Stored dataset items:
────────────────────────────────────────
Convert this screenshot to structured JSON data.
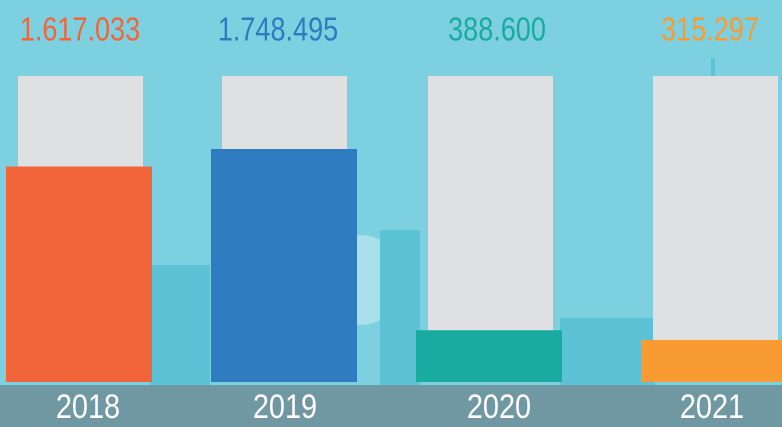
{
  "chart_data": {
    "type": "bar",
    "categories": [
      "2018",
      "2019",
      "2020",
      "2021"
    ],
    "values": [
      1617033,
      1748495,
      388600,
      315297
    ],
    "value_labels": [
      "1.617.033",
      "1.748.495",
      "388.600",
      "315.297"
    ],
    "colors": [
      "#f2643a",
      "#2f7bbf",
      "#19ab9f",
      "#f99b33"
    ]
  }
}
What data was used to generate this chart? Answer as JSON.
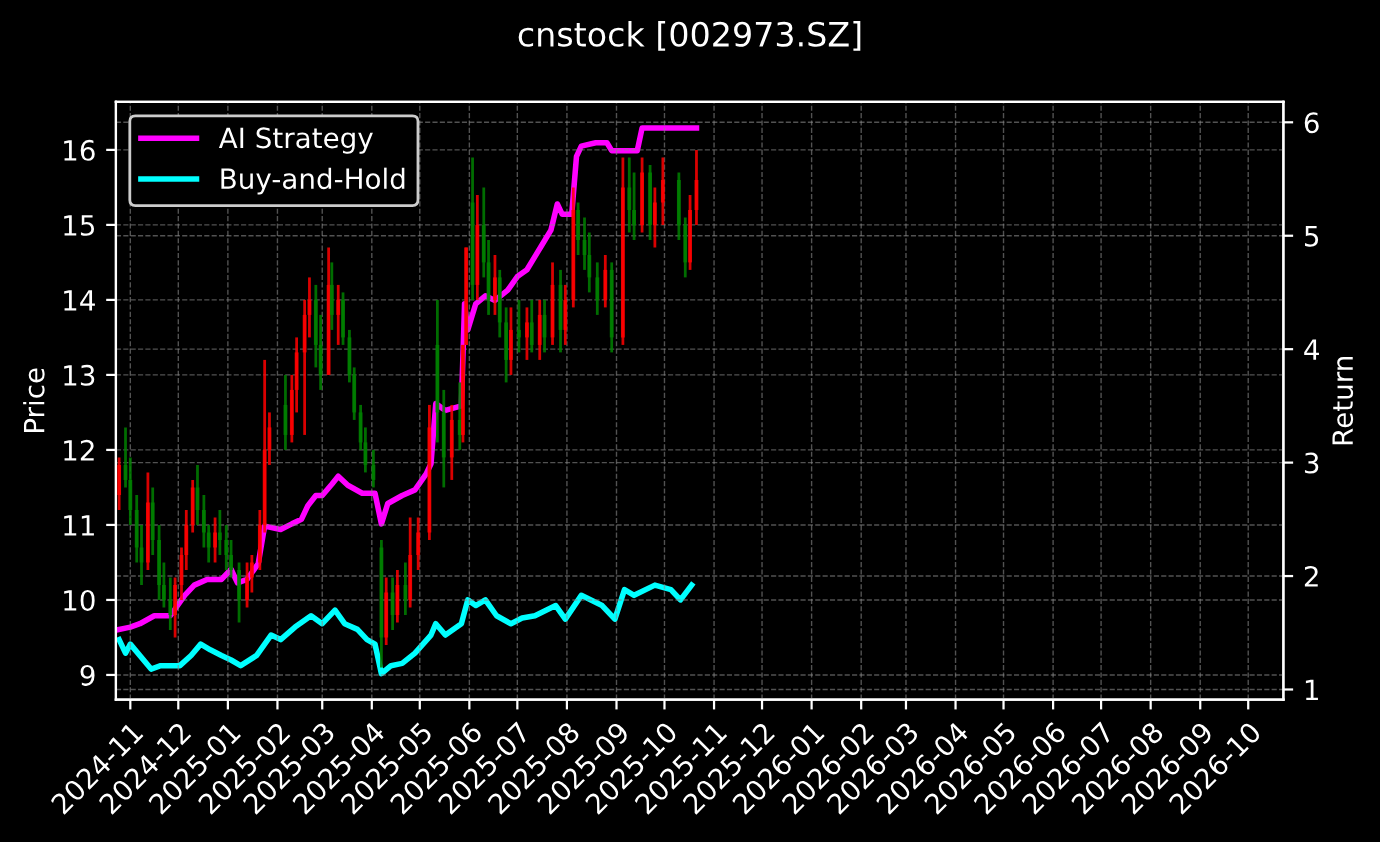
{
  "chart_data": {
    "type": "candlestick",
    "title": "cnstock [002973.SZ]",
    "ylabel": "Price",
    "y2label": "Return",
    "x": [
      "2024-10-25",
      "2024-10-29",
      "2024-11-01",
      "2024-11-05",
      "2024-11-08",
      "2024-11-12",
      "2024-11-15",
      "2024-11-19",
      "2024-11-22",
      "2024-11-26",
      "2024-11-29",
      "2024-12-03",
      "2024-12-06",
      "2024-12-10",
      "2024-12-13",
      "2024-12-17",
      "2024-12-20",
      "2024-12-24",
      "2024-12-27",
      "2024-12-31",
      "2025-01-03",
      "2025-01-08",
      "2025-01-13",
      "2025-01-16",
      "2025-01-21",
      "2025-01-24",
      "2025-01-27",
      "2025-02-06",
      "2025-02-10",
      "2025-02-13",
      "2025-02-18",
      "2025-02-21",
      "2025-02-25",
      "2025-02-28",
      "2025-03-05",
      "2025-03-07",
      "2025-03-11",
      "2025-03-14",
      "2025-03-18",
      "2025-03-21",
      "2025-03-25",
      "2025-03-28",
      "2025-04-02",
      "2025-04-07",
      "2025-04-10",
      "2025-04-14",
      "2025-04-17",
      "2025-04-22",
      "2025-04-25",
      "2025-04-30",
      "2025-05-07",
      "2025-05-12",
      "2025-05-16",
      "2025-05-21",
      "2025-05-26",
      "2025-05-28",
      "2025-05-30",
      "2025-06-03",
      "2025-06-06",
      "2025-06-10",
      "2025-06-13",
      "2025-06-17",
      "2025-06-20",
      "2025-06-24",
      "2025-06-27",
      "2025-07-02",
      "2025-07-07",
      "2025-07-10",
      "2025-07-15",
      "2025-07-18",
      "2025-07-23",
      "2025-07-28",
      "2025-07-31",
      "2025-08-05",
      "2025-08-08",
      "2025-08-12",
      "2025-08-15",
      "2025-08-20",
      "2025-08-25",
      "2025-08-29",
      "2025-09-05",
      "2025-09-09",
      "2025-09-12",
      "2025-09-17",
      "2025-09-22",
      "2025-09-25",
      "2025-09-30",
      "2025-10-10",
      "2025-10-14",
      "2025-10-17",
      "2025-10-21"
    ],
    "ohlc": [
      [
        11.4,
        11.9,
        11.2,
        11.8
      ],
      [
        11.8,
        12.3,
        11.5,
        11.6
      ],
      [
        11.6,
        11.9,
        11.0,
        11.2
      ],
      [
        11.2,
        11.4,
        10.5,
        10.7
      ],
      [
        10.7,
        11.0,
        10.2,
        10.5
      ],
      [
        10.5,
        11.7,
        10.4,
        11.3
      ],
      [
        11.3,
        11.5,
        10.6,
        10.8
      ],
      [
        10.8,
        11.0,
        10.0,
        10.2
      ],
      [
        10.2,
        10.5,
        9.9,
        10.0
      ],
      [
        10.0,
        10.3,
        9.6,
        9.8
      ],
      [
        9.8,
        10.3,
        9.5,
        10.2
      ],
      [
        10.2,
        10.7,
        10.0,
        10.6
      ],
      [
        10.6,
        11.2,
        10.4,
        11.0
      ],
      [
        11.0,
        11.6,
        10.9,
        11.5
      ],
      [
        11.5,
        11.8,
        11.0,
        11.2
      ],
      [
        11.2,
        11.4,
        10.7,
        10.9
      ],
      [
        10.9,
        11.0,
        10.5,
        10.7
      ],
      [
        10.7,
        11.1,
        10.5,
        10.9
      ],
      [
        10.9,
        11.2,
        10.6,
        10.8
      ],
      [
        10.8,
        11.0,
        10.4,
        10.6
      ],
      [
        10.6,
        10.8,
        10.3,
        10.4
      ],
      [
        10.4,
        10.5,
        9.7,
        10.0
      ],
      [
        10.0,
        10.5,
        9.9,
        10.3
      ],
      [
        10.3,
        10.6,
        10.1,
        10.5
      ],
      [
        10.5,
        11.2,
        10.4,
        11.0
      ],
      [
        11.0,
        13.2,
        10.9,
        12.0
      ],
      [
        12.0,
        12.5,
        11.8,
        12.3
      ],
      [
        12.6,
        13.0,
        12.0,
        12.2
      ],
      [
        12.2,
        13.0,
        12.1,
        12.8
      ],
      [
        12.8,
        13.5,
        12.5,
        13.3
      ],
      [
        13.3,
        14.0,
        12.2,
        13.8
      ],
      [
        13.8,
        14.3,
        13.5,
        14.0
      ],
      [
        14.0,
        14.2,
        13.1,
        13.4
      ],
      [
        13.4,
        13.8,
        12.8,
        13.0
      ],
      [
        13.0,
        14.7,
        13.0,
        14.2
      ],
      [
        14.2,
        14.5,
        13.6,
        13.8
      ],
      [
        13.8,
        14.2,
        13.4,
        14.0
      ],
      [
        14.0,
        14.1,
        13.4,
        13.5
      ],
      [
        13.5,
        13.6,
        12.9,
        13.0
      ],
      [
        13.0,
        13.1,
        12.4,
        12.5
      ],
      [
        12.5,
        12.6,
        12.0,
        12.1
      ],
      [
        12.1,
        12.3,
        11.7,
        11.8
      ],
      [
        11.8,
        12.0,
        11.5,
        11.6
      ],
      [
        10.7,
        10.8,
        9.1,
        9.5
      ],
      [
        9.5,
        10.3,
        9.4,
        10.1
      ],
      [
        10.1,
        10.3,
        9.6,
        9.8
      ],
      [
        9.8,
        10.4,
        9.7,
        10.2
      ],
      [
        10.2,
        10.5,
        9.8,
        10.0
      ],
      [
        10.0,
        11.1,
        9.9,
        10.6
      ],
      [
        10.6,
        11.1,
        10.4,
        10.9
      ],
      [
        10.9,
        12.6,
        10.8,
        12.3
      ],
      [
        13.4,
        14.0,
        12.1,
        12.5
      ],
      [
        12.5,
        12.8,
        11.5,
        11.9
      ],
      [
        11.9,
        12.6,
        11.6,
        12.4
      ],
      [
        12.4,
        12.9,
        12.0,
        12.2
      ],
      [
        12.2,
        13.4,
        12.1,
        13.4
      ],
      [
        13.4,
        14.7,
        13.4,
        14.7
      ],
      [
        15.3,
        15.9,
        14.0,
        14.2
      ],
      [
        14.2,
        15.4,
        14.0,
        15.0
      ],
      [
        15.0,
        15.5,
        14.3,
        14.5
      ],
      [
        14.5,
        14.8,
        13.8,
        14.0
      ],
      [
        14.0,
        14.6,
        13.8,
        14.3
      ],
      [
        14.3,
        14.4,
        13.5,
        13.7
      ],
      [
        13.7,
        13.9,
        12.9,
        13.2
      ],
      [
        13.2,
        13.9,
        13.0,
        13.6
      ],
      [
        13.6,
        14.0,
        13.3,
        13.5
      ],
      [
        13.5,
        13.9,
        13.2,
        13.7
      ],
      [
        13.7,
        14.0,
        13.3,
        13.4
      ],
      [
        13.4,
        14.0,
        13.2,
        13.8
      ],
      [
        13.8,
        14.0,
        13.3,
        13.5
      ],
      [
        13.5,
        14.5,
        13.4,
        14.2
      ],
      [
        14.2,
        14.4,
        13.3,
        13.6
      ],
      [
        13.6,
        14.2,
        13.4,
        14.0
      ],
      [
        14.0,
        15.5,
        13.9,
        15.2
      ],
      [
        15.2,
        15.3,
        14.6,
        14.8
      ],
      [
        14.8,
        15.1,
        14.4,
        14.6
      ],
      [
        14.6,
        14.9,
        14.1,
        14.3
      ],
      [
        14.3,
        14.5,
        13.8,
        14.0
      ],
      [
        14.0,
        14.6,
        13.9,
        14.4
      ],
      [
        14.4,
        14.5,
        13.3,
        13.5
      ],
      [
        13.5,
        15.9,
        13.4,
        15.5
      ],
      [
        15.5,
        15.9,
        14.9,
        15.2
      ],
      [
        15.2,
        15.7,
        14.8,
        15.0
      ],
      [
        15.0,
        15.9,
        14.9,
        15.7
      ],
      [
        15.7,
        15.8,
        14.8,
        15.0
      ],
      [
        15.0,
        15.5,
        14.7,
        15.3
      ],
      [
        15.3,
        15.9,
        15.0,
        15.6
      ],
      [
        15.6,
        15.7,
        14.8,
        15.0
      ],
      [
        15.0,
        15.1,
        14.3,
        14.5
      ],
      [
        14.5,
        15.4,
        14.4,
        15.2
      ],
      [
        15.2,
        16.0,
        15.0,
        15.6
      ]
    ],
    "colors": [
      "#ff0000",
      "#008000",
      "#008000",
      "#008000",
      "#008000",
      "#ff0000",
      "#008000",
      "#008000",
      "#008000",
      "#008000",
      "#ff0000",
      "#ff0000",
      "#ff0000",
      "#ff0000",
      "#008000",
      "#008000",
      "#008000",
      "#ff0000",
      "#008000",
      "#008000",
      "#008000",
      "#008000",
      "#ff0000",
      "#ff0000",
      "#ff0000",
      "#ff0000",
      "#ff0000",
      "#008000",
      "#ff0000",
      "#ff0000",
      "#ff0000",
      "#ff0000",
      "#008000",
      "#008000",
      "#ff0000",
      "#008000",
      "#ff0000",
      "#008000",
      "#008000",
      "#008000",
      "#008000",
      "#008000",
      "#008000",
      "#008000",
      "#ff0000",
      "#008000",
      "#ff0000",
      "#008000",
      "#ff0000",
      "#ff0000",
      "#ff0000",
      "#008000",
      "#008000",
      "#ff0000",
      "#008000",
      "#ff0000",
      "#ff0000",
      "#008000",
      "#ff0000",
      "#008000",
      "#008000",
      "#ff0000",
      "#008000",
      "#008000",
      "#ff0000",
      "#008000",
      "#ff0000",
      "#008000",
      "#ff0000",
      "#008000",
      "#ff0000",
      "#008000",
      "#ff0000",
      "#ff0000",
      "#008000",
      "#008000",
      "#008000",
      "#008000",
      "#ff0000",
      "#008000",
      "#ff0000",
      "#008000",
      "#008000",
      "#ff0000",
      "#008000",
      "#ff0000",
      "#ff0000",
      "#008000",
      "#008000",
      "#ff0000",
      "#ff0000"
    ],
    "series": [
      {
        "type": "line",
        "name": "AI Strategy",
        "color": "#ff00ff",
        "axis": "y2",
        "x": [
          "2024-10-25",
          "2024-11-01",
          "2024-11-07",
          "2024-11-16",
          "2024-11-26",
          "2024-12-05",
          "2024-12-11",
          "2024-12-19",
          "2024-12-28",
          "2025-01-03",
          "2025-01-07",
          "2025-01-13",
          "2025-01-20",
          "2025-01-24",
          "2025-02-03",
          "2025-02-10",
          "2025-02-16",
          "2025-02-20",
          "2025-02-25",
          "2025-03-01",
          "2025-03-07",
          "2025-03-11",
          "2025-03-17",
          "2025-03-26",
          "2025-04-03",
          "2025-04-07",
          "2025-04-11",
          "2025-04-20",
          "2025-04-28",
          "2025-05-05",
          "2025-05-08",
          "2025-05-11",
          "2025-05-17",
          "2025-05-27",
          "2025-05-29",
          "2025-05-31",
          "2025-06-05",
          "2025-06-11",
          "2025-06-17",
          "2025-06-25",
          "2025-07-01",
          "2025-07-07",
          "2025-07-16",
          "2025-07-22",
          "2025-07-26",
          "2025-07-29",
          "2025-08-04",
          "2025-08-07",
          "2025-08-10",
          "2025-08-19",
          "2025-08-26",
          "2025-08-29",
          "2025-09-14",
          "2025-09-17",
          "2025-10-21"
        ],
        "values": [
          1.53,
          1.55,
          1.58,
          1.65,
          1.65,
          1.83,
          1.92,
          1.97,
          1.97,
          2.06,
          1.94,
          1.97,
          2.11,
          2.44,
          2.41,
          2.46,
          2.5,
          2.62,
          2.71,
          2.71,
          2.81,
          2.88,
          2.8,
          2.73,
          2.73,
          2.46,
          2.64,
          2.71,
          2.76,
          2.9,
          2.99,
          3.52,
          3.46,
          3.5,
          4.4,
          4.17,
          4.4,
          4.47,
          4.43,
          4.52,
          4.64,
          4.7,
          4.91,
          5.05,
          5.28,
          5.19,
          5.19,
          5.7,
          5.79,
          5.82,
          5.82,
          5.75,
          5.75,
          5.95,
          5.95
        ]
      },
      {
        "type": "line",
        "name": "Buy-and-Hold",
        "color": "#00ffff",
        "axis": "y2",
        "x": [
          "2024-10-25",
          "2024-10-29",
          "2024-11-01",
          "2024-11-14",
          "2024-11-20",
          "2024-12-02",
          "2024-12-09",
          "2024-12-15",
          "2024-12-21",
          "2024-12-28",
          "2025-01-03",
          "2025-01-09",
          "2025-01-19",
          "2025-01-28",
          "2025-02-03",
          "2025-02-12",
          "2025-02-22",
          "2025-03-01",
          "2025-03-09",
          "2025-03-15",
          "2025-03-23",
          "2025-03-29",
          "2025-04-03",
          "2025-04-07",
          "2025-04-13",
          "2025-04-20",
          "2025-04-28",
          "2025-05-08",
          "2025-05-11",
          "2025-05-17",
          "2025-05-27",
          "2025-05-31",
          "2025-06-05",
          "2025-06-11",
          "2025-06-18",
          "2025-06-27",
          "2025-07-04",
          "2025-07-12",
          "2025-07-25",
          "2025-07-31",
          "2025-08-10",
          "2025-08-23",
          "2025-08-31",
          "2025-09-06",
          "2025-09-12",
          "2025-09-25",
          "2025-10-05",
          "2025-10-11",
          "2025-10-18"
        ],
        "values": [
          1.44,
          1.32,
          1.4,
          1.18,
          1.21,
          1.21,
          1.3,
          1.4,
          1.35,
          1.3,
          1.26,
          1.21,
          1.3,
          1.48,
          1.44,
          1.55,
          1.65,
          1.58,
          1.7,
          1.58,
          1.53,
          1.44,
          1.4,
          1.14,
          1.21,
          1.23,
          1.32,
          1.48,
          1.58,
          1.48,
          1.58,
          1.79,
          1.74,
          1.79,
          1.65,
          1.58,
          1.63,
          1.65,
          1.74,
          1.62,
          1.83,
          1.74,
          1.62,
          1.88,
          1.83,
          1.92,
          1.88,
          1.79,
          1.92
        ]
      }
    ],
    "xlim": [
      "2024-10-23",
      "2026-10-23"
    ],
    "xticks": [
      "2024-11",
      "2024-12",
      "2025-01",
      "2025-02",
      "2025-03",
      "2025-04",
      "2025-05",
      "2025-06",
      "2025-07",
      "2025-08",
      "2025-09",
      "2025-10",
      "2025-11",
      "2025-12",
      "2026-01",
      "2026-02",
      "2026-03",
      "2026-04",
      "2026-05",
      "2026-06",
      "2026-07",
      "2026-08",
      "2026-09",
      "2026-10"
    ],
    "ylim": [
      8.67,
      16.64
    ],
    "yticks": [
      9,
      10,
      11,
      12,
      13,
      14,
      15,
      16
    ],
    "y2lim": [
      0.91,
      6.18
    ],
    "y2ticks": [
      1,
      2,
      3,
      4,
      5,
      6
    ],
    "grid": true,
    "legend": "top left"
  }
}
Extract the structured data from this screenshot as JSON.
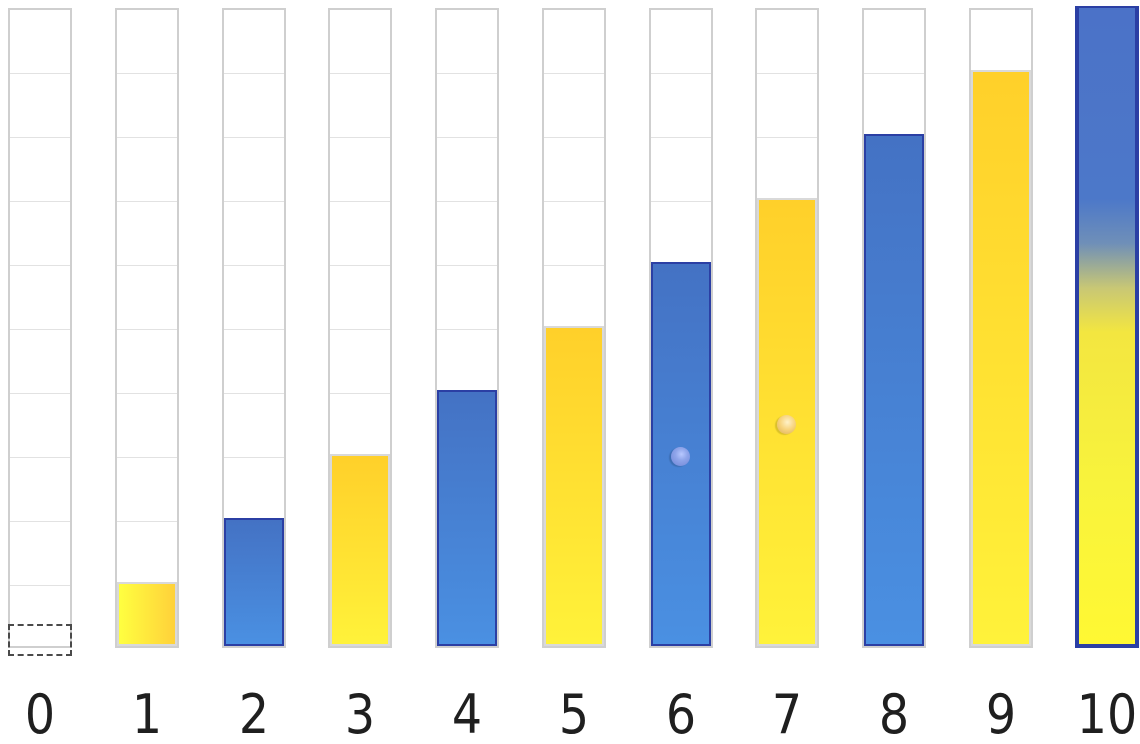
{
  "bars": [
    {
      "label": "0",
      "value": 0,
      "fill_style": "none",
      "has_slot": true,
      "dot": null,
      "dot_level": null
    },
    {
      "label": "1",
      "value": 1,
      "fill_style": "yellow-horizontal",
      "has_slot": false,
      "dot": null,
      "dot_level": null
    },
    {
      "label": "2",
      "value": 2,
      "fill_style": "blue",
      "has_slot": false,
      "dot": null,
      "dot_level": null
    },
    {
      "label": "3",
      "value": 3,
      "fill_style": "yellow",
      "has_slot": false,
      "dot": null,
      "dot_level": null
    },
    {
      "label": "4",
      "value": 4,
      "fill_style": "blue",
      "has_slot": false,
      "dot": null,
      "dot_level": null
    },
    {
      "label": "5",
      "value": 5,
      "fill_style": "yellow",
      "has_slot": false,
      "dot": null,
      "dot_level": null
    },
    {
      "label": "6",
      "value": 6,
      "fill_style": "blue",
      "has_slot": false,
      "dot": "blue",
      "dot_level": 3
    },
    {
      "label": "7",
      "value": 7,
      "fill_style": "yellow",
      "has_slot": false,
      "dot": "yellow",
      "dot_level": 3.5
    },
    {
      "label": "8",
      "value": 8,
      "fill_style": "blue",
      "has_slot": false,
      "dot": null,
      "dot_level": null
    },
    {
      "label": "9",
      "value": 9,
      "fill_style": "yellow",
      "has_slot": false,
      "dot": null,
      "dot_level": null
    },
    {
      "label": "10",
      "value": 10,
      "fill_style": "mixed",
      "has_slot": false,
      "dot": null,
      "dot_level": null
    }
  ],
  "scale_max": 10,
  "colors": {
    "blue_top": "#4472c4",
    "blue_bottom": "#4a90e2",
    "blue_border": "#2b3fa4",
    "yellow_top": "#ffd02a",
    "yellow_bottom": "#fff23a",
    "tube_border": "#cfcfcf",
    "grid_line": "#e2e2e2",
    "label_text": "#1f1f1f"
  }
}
────────────────────────────────────────
▶ WORK TO DO: From the listing above, copy every line that includes the word "JSON".

▶ REPLY TO THE TASK:
Convert this screenshot to structured JSON data.
What data was used to generate this chart? Answer as JSON.
Extract the structured data from this screenshot as JSON.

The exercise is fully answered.